Stated task:
In the material below, find each line holding the string "اللغة" and copy it.

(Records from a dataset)
## start

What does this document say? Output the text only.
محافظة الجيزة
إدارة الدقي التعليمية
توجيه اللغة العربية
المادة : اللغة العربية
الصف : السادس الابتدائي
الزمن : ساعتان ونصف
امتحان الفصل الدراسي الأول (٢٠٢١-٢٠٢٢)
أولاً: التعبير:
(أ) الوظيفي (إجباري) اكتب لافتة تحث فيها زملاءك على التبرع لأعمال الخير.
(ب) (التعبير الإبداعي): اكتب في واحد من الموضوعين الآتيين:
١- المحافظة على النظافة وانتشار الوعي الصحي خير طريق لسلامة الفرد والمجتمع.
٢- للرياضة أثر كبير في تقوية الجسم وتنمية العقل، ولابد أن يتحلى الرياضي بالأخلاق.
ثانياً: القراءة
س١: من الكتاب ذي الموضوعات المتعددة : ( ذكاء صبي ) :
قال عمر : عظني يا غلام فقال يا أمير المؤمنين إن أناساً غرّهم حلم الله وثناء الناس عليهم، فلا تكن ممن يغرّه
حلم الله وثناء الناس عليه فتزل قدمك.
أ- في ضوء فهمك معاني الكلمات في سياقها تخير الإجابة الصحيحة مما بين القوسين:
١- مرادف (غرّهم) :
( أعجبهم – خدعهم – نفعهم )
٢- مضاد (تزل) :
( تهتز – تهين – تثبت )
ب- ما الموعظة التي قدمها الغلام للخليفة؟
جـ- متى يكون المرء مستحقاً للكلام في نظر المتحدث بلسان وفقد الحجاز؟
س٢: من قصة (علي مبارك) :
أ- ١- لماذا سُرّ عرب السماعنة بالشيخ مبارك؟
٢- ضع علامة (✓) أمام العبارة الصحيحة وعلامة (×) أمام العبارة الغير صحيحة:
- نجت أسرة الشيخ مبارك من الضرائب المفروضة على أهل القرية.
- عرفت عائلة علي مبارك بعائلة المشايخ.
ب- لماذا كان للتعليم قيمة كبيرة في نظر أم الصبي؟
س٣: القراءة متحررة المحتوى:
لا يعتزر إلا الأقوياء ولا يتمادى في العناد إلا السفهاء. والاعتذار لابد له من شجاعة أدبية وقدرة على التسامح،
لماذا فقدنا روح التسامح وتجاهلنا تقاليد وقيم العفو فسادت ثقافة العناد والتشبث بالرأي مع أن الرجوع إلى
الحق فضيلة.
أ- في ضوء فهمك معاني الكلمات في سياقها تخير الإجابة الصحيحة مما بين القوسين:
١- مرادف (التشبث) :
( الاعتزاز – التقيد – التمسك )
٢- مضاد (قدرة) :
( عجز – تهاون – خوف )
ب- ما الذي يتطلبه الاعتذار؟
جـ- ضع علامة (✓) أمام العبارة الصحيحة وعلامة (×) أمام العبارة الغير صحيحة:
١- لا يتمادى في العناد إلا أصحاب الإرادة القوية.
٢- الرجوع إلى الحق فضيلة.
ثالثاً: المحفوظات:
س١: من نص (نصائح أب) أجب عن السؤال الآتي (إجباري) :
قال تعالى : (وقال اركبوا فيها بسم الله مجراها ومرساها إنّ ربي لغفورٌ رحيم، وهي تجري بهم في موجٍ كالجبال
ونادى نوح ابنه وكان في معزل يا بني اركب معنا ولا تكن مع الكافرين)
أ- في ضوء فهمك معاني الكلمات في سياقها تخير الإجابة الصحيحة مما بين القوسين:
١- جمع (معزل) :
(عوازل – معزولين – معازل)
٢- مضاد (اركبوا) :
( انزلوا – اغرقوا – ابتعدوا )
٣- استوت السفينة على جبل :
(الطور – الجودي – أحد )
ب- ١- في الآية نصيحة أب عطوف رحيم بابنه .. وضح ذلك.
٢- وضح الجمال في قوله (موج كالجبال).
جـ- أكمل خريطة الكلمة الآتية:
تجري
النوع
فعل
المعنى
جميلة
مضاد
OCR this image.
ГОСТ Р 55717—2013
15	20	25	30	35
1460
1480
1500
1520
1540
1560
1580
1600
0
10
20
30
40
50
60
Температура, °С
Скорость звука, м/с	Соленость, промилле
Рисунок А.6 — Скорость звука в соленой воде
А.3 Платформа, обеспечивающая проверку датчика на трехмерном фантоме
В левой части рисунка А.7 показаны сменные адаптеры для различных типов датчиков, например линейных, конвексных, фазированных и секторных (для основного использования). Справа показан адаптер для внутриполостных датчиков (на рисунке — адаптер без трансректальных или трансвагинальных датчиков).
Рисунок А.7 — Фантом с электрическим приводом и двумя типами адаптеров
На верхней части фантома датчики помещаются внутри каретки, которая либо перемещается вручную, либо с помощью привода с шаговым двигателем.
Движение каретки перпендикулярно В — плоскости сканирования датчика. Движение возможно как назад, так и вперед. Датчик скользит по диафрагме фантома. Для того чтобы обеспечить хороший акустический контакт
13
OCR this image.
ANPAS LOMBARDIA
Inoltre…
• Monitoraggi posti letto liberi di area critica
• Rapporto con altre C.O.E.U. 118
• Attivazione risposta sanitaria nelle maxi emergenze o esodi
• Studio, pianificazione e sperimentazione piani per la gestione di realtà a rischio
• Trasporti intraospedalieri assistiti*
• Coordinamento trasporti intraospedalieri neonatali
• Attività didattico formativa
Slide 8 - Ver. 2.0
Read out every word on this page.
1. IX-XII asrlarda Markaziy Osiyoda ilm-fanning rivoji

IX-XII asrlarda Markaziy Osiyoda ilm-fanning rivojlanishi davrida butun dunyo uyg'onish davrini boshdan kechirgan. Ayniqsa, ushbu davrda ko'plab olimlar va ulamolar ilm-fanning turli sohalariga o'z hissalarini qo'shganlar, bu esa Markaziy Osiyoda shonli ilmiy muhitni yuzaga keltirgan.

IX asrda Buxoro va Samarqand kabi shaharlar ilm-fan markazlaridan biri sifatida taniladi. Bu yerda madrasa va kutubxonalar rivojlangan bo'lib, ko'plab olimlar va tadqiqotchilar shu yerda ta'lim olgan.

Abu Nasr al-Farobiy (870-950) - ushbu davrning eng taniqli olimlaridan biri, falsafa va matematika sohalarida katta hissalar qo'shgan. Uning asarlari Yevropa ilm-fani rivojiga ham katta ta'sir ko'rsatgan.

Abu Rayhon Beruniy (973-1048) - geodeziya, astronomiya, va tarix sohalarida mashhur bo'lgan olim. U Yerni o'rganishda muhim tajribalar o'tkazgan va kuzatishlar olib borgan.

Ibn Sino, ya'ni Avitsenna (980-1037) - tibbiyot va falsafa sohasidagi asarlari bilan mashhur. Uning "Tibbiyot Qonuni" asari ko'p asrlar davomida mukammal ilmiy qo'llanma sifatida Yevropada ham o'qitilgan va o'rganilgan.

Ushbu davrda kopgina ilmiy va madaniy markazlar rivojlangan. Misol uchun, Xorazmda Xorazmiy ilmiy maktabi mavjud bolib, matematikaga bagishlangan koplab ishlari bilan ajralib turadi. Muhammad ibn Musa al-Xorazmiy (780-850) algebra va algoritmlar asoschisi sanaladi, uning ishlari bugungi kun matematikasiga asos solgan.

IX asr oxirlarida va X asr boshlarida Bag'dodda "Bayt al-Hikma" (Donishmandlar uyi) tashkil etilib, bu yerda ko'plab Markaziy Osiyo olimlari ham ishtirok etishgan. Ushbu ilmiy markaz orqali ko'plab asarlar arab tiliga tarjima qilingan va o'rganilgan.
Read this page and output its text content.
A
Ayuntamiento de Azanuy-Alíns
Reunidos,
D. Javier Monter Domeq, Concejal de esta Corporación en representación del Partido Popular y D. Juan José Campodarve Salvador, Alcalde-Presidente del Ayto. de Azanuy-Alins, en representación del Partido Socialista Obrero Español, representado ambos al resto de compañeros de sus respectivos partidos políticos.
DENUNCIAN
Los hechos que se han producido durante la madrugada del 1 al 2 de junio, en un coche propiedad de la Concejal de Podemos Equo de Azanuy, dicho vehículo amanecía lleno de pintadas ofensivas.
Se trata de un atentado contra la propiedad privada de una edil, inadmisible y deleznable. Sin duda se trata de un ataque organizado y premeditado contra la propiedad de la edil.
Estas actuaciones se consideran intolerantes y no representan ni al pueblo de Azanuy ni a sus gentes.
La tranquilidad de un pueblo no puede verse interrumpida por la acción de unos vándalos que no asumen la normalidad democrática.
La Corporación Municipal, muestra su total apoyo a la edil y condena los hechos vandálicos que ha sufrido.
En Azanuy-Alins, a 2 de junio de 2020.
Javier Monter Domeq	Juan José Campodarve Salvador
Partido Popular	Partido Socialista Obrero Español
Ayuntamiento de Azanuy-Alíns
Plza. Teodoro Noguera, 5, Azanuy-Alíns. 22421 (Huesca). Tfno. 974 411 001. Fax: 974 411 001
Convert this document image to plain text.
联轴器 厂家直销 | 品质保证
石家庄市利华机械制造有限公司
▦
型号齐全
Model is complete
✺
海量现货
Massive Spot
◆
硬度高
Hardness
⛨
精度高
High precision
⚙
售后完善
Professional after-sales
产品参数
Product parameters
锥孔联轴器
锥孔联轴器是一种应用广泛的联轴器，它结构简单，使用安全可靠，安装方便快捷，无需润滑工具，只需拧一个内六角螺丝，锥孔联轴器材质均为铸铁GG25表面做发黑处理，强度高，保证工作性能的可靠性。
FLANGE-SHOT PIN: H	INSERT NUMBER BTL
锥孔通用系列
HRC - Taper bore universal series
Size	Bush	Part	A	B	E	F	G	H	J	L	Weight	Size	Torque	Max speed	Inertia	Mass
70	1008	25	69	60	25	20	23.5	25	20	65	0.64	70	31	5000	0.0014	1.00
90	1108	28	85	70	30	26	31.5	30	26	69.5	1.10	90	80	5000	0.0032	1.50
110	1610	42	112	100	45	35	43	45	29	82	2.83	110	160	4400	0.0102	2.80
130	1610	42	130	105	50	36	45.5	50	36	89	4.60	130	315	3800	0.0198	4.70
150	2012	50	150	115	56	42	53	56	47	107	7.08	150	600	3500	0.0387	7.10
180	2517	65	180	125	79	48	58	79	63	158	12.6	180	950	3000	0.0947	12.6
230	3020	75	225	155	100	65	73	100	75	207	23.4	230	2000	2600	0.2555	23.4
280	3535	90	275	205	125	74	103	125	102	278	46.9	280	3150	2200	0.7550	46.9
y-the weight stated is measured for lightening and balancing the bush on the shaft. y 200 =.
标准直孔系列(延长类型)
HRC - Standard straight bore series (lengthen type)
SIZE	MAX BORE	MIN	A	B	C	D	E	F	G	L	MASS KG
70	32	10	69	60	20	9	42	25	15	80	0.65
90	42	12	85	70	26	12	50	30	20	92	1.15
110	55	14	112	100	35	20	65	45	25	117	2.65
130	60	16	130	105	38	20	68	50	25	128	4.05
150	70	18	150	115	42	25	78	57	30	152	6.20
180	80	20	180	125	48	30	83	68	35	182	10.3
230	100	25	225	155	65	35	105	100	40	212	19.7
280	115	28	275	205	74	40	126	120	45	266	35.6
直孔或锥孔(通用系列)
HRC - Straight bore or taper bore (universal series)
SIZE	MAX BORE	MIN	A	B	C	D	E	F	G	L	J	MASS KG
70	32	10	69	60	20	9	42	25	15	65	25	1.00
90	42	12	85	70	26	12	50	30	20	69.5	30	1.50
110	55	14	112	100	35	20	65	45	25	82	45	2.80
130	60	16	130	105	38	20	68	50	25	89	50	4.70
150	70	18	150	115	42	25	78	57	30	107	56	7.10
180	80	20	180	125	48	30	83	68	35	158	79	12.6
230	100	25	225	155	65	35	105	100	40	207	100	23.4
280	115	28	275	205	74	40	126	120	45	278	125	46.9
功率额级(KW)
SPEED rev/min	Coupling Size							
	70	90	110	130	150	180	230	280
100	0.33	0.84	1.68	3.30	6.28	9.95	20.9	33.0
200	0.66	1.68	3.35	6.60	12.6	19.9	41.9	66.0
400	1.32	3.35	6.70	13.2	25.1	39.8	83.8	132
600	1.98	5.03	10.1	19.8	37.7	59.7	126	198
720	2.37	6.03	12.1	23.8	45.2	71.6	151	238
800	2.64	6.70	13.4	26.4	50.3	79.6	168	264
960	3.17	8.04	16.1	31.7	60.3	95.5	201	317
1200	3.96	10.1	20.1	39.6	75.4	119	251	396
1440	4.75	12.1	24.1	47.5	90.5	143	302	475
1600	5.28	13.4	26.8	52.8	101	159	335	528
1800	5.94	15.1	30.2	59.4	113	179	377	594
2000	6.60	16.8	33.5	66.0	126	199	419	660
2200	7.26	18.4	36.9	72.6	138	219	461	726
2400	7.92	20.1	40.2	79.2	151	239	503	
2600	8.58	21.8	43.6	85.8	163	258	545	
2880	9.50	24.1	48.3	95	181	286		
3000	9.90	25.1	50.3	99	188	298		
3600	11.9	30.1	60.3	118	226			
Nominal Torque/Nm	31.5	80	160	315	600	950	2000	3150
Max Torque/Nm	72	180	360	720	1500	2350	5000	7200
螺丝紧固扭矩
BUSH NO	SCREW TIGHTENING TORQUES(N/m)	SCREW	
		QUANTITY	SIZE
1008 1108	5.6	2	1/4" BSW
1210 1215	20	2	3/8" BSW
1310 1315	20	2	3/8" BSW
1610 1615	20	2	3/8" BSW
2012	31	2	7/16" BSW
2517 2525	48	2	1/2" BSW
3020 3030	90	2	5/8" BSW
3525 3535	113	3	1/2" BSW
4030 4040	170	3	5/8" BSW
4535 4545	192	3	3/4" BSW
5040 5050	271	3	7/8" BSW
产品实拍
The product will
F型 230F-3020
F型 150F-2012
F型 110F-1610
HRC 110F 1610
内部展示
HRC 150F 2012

## end

Exercise result:
توجيه اللغة العربية
المادة : اللغة العربية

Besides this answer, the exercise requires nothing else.